╭──

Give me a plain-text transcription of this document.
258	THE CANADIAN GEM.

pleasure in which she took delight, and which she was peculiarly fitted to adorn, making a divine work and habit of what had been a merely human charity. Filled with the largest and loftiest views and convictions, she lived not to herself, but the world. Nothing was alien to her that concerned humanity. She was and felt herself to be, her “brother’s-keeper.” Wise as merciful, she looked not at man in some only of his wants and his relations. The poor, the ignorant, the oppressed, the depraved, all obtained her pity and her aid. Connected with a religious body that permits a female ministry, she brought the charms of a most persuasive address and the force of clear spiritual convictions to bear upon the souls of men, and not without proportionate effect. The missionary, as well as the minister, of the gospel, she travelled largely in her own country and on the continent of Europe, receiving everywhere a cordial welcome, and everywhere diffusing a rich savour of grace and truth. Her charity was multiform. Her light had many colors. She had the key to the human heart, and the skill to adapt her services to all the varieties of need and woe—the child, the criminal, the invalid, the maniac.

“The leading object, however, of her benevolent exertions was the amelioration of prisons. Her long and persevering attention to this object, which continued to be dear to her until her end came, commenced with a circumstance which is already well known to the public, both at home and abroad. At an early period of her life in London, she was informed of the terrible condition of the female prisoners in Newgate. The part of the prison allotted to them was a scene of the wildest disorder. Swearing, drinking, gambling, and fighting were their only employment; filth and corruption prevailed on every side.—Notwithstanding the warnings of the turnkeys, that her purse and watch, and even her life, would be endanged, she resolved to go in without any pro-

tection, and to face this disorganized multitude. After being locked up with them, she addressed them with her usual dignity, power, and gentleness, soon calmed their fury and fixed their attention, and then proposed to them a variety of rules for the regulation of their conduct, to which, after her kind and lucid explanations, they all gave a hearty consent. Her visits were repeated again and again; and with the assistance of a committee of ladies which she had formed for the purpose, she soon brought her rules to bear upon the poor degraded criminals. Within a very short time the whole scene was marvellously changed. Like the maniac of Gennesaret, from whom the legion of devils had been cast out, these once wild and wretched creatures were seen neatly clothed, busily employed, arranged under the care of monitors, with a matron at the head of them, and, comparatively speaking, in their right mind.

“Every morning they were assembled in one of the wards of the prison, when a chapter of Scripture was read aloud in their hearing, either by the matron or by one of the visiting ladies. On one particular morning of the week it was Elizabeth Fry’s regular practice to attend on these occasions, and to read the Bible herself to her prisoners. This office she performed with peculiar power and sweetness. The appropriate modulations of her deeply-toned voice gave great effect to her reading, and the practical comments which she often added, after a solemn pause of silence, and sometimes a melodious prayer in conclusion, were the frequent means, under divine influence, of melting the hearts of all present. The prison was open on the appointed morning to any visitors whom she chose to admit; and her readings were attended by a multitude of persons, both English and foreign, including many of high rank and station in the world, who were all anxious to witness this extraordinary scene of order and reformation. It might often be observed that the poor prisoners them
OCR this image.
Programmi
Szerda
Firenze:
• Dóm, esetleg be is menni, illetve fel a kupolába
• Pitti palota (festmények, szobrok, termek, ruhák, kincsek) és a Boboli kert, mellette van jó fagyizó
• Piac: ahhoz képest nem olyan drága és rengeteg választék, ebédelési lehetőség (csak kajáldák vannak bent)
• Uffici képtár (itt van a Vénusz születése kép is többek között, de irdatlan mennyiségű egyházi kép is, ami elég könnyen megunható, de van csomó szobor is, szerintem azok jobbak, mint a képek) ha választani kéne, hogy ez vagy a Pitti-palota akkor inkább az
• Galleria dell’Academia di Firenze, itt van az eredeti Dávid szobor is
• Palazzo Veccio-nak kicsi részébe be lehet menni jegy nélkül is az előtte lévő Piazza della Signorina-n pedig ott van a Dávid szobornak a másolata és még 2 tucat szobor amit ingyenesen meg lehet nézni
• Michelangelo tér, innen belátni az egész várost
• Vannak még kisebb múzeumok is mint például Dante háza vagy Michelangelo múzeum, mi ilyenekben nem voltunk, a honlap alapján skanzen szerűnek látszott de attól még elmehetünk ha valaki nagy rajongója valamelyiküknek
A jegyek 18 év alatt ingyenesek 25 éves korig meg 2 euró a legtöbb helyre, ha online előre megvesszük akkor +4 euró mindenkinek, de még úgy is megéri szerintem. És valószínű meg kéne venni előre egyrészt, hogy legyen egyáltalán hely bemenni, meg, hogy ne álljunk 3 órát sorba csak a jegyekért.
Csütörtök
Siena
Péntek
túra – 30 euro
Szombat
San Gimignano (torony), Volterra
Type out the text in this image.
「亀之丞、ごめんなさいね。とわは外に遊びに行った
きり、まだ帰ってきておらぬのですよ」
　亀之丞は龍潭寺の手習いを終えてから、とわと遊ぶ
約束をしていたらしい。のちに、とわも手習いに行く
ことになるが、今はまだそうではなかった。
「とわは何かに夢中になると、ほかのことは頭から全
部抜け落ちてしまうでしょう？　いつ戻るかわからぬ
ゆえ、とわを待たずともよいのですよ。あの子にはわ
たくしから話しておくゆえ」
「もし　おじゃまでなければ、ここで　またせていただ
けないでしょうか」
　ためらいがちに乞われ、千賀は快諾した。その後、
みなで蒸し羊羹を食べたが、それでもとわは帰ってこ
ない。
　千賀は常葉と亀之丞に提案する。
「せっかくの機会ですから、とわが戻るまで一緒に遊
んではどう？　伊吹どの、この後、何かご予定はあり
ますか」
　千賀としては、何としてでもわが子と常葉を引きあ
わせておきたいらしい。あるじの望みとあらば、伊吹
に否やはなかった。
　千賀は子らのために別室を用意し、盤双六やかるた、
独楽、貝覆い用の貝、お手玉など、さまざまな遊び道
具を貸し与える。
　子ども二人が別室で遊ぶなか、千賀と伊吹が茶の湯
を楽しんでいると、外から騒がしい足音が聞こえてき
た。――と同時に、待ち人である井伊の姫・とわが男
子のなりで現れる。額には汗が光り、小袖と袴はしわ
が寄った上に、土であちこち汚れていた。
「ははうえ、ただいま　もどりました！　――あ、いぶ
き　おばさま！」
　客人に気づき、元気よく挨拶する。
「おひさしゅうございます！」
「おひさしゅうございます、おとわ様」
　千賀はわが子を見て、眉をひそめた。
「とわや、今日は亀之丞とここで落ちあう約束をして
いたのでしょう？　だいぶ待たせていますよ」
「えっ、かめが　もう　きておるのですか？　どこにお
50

╰──

Transcribe the material exactly as it reads.

## Exercise solution
Give me a plain-text transcription of this document.
258	THE CANADIAN GEM.

pleasure in which she took delight, and which she was peculiarly fitted to adorn, making a divine work and habit of what had been a merely human charity. Filled with the largest and loftiest views and convictions, she lived not to herself, but the world. Nothing was alien to her that concerned humanity. She was and felt herself to be, her “brother’s-keeper.” Wise as merciful, she looked not at man in some only of his wants and his relations. The poor, the ignorant, the oppressed, the depraved, all obtained her pity and her aid. Connected with a religious body that permits a female ministry, she brought the charms of a most persuasive address and the force of clear spiritual convictions to bear upon the souls of men, and not without proportionate effect. The missionary, as well as the minister, of the gospel, she travelled largely in her own country and on the continent of Europe, receiving everywhere a cordial welcome, and everywhere diffusing a rich savour of grace and truth. Her charity was multiform. Her light had many colors. She had the key to the human heart, and the skill to adapt her services to all the varieties of need and woe—the child, the criminal, the invalid, the maniac.

“The leading object, however, of her benevolent exertions was the amelioration of prisons. Her long and persevering attention to this object, which continued to be dear to her until her end came, commenced with a circumstance which is already well known to the public, both at home and abroad. At an early period of her life in London, she was informed of the terrible condition of the female prisoners in Newgate. The part of the prison allotted to them was a scene of the wildest disorder. Swearing, drinking, gambling, and fighting were their only employment; filth and corruption prevailed on every side.—Notwithstanding the warnings of the turnkeys, that her purse and watch, and even her life, would be endanged, she resolved to go in without any pro-

tection, and to face this disorganized multitude. After being locked up with them, she addressed them with her usual dignity, power, and gentleness, soon calmed their fury and fixed their attention, and then proposed to them a variety of rules for the regulation of their conduct, to which, after her kind and lucid explanations, they all gave a hearty consent. Her visits were repeated again and again; and with the assistance of a committee of ladies which she had formed for the purpose, she soon brought her rules to bear upon the poor degraded criminals. Within a very short time the whole scene was marvellously changed. Like the maniac of Gennesaret, from whom the legion of devils had been cast out, these once wild and wretched creatures were seen neatly clothed, busily employed, arranged under the care of monitors, with a matron at the head of them, and, comparatively speaking, in their right mind.

“Every morning they were assembled in one of the wards of the prison, when a chapter of Scripture was read aloud in their hearing, either by the matron or by one of the visiting ladies. On one particular morning of the week it was Elizabeth Fry’s regular practice to attend on these occasions, and to read the Bible herself to her prisoners. This office she performed with peculiar power and sweetness. The appropriate modulations of her deeply-toned voice gave great effect to her reading, and the practical comments which she often added, after a solemn pause of silence, and sometimes a melodious prayer in conclusion, were the frequent means, under divine influence, of melting the hearts of all present. The prison was open on the appointed morning to any visitors whom she chose to admit; and her readings were attended by a multitude of persons, both English and foreign, including many of high rank and station in the world, who were all anxious to witness this extraordinary scene of order and reformation. It might often be observed that the poor prisoners them
OCR this image.
Programmi
Szerda
Firenze:
• Dóm, esetleg be is menni, illetve fel a kupolába
• Pitti palota (festmények, szobrok, termek, ruhák, kincsek) és a Boboli kert, mellette van jó fagyizó
• Piac: ahhoz képest nem olyan drága és rengeteg választék, ebédelési lehetőség (csak kajáldák vannak bent)
• Uffici képtár (itt van a Vénusz születése kép is többek között, de irdatlan mennyiségű egyházi kép is, ami elég könnyen megunható, de van csomó szobor is, szerintem azok jobbak, mint a képek) ha választani kéne, hogy ez vagy a Pitti-palota akkor inkább az
• Galleria dell’Academia di Firenze, itt van az eredeti Dávid szobor is
• Palazzo Veccio-nak kicsi részébe be lehet menni jegy nélkül is az előtte lévő Piazza della Signorina-n pedig ott van a Dávid szobornak a másolata és még 2 tucat szobor amit ingyenesen meg lehet nézni
• Michelangelo tér, innen belátni az egész várost
• Vannak még kisebb múzeumok is mint például Dante háza vagy Michelangelo múzeum, mi ilyenekben nem voltunk, a honlap alapján skanzen szerűnek látszott de attól még elmehetünk ha valaki nagy rajongója valamelyiküknek
A jegyek 18 év alatt ingyenesek 25 éves korig meg 2 euró a legtöbb helyre, ha online előre megvesszük akkor +4 euró mindenkinek, de még úgy is megéri szerintem. És valószínű meg kéne venni előre egyrészt, hogy legyen egyáltalán hely bemenni, meg, hogy ne álljunk 3 órát sorba csak a jegyekért.
Csütörtök
Siena
Péntek
túra – 30 euro
Szombat
San Gimignano (torony), Volterra
Type out the text in this image.
「亀之丞、ごめんなさいね。とわは外に遊びに行った
きり、まだ帰ってきておらぬのですよ」
　亀之丞は龍潭寺の手習いを終えてから、とわと遊ぶ
約束をしていたらしい。のちに、とわも手習いに行く
ことになるが、今はまだそうではなかった。
「とわは何かに夢中になると、ほかのことは頭から全
部抜け落ちてしまうでしょう？　いつ戻るかわからぬ
ゆえ、とわを待たずともよいのですよ。あの子にはわ
たくしから話しておくゆえ」
「もし　おじゃまでなければ、ここで　またせていただ
けないでしょうか」
　ためらいがちに乞われ、千賀は快諾した。その後、
みなで蒸し羊羹を食べたが、それでもとわは帰ってこ
ない。
　千賀は常葉と亀之丞に提案する。
「せっかくの機会ですから、とわが戻るまで一緒に遊
んではどう？　伊吹どの、この後、何かご予定はあり
ますか」
　千賀としては、何としてでもわが子と常葉を引きあ
わせておきたいらしい。あるじの望みとあらば、伊吹
に否やはなかった。
　千賀は子らのために別室を用意し、盤双六やかるた、
独楽、貝覆い用の貝、お手玉など、さまざまな遊び道
具を貸し与える。
　子ども二人が別室で遊ぶなか、千賀と伊吹が茶の湯
を楽しんでいると、外から騒がしい足音が聞こえてき
た。――と同時に、待ち人である井伊の姫・とわが男
子のなりで現れる。額には汗が光り、小袖と袴はしわ
が寄った上に、土であちこち汚れていた。
「ははうえ、ただいま　もどりました！　――あ、いぶ
き　おばさま！」
　客人に気づき、元気よく挨拶する。
「おひさしゅうございます！」
「おひさしゅうございます、おとわ様」
　千賀はわが子を見て、眉をひそめた。
「とわや、今日は亀之丞とここで落ちあう約束をして
いたのでしょう？　だいぶ待たせていますよ」
「えっ、かめが　もう　きておるのですか？　どこにお
50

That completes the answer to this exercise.